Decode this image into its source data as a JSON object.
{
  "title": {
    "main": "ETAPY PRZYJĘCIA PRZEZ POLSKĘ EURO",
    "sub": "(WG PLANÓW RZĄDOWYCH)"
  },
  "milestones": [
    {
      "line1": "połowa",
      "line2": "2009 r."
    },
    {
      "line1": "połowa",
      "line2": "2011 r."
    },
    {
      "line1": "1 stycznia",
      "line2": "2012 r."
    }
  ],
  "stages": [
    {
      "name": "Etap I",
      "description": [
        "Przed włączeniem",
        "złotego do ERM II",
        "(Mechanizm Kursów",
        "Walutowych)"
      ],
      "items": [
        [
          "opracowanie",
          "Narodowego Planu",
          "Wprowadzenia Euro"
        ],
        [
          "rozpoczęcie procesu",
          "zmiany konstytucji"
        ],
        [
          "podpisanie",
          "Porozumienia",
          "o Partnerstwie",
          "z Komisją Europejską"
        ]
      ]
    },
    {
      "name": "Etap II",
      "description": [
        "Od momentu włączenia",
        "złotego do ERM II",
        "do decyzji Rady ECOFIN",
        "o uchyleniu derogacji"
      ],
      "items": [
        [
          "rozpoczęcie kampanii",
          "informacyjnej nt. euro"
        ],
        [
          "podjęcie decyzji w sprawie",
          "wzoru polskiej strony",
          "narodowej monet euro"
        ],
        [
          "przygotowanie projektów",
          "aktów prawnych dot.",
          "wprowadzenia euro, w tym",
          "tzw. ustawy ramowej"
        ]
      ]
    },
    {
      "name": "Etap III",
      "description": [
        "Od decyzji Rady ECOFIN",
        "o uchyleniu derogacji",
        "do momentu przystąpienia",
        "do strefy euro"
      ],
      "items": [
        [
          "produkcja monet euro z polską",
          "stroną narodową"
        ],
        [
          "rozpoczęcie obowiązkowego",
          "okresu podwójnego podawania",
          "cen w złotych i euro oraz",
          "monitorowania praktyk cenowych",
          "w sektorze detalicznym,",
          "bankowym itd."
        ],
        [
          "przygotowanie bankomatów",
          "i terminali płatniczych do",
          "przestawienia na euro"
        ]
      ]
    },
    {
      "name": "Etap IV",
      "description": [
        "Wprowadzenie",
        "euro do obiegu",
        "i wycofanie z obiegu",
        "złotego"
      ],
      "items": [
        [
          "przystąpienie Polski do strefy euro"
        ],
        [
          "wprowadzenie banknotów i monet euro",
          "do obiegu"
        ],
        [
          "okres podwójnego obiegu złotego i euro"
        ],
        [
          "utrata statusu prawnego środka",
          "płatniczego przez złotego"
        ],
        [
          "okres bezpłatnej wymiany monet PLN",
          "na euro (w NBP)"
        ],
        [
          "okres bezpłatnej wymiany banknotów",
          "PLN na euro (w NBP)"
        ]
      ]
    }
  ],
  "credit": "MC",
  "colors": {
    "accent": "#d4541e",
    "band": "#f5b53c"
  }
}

**Short problem:**
Copy out every line of the data that includes "momentu".

**Written answer:**
        "Od momentu włączenia",
        "do momentu przystąpienia",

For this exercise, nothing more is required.